__Short exercise__.
Copy out the items word for word, starting at their first line and ending at the line containing "- data-point-xx: [948, 183, 958, 193]", with both of those lines included.

(Layout element annotations)
______________________________

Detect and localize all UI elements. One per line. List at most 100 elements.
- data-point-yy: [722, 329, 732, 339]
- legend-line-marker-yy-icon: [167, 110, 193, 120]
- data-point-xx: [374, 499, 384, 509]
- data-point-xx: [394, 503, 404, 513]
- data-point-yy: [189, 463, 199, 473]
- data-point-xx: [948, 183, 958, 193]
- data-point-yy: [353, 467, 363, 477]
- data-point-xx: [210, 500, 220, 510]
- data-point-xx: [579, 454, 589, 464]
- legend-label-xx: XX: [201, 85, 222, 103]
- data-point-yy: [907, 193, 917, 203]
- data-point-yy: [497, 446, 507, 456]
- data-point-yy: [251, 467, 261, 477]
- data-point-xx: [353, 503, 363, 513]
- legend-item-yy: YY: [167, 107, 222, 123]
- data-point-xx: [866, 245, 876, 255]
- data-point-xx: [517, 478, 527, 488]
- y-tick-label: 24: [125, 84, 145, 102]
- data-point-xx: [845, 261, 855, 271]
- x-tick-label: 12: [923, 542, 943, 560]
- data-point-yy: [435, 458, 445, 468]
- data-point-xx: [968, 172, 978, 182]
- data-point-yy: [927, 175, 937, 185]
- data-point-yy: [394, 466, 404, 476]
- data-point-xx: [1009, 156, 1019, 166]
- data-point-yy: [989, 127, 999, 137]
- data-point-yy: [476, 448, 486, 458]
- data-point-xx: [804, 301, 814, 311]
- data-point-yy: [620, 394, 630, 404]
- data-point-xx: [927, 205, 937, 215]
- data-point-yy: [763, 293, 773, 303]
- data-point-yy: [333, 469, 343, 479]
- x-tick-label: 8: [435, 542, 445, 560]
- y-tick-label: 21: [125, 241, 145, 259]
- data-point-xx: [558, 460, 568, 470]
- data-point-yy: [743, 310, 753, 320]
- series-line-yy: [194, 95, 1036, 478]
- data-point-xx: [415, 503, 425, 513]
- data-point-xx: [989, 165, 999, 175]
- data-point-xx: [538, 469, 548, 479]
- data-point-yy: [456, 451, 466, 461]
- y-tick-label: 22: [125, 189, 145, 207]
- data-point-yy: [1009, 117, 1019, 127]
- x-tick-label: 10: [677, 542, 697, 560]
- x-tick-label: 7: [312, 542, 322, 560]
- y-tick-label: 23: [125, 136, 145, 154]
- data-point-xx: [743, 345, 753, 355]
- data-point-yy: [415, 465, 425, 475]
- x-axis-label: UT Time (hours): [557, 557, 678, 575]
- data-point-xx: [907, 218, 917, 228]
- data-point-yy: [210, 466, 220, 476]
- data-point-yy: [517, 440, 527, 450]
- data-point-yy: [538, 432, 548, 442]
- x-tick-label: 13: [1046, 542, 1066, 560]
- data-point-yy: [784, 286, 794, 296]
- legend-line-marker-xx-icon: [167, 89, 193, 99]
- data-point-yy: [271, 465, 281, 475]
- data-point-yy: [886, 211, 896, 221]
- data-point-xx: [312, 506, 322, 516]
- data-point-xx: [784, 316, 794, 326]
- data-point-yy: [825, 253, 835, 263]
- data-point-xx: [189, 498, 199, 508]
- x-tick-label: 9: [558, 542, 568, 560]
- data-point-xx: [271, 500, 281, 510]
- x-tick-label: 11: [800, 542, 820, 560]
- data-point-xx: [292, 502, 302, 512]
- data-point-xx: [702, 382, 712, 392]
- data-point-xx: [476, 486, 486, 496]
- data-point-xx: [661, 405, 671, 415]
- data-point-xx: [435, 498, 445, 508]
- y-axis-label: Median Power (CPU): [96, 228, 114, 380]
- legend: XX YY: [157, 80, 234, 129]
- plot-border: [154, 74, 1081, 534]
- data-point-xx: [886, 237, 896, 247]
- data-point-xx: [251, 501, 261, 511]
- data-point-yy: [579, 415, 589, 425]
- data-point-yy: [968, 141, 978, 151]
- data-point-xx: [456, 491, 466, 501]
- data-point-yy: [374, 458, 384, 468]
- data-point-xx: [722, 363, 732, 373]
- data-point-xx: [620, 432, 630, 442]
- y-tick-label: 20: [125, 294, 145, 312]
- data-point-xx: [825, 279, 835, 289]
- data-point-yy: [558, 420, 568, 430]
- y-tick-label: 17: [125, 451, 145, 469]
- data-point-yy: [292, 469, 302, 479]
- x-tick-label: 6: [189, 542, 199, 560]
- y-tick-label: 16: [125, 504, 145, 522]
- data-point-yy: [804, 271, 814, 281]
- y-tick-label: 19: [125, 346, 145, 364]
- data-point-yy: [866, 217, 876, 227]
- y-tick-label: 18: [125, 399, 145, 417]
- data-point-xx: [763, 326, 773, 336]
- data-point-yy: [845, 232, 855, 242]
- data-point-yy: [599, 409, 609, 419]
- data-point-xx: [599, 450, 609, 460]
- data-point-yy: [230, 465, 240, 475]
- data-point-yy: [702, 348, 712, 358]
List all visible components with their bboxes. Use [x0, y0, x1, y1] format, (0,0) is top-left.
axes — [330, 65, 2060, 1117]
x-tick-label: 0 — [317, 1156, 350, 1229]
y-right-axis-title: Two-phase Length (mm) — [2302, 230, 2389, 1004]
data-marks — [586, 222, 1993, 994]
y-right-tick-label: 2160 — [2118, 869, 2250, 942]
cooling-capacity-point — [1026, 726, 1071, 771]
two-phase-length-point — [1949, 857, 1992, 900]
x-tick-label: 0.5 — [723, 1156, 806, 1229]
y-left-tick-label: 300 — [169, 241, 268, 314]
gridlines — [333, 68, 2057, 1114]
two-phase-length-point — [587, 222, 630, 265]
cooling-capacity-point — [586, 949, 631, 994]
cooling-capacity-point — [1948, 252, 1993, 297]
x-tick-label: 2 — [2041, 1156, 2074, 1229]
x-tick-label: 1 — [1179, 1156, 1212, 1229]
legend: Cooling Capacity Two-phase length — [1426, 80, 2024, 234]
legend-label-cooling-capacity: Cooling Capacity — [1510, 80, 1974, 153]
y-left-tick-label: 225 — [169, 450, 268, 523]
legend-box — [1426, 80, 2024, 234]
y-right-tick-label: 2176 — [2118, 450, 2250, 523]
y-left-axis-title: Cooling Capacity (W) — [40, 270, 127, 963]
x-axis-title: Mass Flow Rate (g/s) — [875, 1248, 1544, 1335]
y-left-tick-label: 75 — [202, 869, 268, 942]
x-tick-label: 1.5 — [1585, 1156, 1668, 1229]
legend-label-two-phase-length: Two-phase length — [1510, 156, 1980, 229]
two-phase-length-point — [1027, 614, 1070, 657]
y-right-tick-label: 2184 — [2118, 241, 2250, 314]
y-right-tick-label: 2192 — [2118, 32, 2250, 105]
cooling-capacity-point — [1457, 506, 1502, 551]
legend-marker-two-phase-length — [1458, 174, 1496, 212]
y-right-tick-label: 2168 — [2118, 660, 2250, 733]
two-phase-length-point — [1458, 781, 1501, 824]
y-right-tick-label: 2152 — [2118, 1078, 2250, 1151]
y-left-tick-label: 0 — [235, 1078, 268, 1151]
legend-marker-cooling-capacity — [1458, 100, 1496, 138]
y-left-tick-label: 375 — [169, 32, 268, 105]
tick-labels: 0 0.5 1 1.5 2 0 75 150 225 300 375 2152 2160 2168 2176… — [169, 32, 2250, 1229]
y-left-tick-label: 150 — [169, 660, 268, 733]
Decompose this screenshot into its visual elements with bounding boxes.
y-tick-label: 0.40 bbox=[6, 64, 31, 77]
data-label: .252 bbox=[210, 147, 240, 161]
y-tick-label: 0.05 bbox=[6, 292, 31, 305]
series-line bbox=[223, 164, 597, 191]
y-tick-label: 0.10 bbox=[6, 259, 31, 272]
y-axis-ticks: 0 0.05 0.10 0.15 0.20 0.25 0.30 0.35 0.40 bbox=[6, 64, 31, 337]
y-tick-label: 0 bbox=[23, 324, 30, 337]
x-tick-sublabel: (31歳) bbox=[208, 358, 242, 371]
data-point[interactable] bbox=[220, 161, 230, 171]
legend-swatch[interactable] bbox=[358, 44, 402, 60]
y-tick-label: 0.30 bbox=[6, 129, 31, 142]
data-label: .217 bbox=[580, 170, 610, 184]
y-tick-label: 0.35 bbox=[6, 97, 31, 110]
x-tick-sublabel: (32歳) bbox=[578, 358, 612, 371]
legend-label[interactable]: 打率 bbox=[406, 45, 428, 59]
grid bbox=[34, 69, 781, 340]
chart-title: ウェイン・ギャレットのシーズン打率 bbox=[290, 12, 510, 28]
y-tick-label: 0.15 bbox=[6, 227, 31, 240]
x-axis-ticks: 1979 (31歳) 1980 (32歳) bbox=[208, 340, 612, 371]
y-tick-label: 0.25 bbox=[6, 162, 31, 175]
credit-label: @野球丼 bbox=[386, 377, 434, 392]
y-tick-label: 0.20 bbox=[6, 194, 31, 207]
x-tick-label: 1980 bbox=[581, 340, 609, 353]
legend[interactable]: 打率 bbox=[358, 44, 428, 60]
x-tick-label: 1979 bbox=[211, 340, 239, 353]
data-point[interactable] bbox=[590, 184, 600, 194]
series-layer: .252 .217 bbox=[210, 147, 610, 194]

______________________________

__Correct response__.
Detect and localize all UI elements. One per line. List at most 100 elements.
- data-point-yy: [722, 329, 732, 339]
- legend-line-marker-yy-icon: [167, 110, 193, 120]
- data-point-xx: [374, 499, 384, 509]
- data-point-xx: [394, 503, 404, 513]
- data-point-yy: [189, 463, 199, 473]
- data-point-xx: [948, 183, 958, 193]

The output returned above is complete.